Find the lines of data that contain the string "could", then list them.

** Start **

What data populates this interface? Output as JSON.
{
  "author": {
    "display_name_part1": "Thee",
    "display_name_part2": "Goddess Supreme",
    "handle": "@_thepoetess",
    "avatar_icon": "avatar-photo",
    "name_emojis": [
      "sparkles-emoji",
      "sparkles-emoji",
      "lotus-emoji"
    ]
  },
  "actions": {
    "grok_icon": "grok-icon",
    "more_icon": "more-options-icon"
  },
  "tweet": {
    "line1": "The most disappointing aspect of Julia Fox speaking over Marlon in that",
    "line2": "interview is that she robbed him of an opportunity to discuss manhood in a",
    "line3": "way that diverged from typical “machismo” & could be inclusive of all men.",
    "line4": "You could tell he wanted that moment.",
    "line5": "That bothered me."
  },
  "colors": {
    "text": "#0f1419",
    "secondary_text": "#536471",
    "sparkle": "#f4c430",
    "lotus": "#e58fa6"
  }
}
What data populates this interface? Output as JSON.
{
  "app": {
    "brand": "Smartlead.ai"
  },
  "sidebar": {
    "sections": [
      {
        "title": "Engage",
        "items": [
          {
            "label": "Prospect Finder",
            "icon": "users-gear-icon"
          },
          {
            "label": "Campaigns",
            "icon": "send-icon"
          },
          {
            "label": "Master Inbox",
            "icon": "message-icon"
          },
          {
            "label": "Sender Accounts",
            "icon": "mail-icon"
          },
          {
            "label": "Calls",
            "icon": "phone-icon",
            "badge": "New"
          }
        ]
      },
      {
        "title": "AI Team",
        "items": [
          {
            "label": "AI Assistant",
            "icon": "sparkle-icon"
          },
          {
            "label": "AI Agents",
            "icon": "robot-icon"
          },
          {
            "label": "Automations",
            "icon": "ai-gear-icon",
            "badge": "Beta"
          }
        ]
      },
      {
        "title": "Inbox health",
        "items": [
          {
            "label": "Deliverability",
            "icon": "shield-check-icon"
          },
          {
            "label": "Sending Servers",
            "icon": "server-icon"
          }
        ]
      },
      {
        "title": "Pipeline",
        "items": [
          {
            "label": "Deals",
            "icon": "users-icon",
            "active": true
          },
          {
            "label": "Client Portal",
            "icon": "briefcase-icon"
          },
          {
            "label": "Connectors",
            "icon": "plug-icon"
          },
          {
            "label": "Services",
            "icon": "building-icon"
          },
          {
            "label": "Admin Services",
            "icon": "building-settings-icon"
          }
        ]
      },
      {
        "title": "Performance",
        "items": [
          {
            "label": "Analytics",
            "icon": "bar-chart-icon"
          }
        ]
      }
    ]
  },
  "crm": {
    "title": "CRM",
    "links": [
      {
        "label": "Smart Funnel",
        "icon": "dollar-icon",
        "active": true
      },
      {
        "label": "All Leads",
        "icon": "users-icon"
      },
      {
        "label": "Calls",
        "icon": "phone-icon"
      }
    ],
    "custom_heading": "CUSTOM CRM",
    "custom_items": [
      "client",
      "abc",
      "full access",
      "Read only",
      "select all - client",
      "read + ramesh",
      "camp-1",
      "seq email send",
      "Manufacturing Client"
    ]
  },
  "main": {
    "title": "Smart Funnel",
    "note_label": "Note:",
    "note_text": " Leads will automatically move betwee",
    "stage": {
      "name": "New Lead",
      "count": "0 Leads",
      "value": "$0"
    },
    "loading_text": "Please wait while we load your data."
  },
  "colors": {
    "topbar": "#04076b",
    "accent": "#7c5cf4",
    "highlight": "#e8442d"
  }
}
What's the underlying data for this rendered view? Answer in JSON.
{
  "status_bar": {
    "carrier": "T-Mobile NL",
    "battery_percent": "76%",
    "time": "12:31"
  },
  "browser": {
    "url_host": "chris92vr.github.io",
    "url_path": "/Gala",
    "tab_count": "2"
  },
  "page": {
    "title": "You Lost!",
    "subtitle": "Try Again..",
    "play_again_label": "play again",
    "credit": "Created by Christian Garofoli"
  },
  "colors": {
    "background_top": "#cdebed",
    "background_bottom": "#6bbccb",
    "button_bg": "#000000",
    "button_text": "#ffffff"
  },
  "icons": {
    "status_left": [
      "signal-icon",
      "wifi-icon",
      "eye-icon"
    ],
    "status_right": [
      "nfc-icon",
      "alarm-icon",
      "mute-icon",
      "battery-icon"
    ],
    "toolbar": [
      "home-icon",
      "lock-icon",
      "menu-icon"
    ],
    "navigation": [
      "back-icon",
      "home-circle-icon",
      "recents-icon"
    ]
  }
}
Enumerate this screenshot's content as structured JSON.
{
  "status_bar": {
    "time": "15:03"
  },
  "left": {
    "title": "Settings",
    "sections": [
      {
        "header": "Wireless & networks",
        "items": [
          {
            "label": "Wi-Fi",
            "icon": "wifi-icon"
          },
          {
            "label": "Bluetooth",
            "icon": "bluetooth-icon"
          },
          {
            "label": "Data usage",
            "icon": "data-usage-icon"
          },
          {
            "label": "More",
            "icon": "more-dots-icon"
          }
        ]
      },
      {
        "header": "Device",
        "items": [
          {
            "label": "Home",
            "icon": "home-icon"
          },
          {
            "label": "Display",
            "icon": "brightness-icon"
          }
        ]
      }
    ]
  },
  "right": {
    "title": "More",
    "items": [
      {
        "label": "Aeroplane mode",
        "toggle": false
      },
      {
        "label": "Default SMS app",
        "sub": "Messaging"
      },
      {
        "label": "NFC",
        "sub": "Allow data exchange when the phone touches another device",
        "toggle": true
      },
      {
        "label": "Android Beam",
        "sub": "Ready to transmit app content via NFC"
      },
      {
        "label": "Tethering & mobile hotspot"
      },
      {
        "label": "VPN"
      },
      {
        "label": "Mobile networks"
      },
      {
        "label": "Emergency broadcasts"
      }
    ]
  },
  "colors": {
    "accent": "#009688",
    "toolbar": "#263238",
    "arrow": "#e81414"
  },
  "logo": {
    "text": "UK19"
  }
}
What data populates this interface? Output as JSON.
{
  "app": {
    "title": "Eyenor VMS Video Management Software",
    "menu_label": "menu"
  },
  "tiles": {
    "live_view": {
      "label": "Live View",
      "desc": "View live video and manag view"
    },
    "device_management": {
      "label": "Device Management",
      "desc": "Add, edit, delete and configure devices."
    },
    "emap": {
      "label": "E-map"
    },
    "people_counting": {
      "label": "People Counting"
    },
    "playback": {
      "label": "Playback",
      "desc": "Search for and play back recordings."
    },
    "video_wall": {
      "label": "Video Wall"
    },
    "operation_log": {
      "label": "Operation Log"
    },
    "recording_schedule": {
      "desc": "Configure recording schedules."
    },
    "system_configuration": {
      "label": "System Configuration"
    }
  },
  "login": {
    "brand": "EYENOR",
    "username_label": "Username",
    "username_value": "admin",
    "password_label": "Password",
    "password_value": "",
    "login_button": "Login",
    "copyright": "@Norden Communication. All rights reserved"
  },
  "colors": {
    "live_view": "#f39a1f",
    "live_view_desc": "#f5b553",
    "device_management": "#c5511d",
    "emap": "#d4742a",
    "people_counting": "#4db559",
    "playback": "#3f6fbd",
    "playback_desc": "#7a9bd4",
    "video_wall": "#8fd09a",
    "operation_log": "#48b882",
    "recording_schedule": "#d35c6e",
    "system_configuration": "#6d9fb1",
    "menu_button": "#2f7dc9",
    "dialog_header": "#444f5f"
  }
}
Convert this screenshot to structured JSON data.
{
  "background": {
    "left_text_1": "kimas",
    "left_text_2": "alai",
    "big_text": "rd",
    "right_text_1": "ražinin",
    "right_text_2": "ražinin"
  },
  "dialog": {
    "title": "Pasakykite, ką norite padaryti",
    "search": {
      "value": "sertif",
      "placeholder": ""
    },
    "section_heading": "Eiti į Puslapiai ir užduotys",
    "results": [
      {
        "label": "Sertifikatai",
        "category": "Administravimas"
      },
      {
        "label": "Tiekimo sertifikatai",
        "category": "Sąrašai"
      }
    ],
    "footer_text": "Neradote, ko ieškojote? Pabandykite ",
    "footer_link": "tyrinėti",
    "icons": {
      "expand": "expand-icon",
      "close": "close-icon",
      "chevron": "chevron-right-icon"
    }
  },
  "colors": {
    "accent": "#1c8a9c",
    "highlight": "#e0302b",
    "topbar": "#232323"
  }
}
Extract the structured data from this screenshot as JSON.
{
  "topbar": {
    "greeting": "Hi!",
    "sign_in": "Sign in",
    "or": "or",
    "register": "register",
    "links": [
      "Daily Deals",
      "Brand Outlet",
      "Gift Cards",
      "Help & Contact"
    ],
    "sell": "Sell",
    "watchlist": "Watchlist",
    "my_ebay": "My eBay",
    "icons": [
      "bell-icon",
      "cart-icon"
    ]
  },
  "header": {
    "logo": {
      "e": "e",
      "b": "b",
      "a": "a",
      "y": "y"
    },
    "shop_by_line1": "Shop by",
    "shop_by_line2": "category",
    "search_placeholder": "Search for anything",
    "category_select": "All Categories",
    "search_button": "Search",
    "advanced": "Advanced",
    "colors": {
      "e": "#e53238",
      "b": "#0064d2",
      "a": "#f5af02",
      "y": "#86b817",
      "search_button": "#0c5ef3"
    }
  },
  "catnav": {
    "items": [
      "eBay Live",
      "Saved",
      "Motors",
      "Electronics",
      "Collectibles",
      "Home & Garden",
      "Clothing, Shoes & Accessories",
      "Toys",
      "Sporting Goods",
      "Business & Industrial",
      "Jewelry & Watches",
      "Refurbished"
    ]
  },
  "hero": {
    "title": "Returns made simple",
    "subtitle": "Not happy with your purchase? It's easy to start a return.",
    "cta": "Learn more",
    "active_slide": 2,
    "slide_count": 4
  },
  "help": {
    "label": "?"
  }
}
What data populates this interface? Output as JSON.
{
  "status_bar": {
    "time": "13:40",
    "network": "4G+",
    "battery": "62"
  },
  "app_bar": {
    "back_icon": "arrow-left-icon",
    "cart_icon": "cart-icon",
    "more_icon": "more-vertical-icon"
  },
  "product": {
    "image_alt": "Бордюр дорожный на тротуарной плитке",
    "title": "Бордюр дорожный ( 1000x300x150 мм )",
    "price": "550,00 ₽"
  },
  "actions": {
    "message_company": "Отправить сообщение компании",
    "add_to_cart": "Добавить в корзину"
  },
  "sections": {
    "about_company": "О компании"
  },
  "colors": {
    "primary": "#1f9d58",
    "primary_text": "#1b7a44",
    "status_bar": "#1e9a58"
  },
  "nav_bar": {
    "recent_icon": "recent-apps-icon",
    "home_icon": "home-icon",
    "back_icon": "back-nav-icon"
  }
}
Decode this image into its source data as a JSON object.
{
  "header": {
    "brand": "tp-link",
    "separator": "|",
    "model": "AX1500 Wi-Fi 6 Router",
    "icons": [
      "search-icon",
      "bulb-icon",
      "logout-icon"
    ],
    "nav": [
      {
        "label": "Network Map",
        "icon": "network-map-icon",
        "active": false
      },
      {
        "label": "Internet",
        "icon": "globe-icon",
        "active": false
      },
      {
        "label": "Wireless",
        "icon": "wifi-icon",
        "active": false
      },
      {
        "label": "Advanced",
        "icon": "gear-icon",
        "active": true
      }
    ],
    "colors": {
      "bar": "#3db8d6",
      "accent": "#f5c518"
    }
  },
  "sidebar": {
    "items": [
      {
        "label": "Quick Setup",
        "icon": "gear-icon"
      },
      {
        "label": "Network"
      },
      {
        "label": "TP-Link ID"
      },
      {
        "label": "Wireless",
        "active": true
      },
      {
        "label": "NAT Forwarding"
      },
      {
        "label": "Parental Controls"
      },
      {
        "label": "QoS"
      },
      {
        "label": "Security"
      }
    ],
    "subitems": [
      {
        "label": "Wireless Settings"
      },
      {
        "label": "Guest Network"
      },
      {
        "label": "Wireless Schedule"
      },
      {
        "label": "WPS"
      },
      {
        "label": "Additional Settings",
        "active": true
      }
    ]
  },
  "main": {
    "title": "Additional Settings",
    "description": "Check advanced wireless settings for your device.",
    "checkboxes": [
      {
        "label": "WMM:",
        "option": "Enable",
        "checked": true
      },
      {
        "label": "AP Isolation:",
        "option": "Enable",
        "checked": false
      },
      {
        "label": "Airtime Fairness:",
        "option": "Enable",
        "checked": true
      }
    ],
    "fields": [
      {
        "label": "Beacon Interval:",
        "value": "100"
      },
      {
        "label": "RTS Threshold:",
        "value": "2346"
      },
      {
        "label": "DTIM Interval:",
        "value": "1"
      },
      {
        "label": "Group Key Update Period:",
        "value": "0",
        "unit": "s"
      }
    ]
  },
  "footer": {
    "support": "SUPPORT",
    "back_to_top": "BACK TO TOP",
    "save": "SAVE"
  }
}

** End **

WORKED SOLUTION
    "line3": "way that diverged from typical “machismo” & could be inclusive of all men.",
    "line4": "You could tell he wanted that moment.",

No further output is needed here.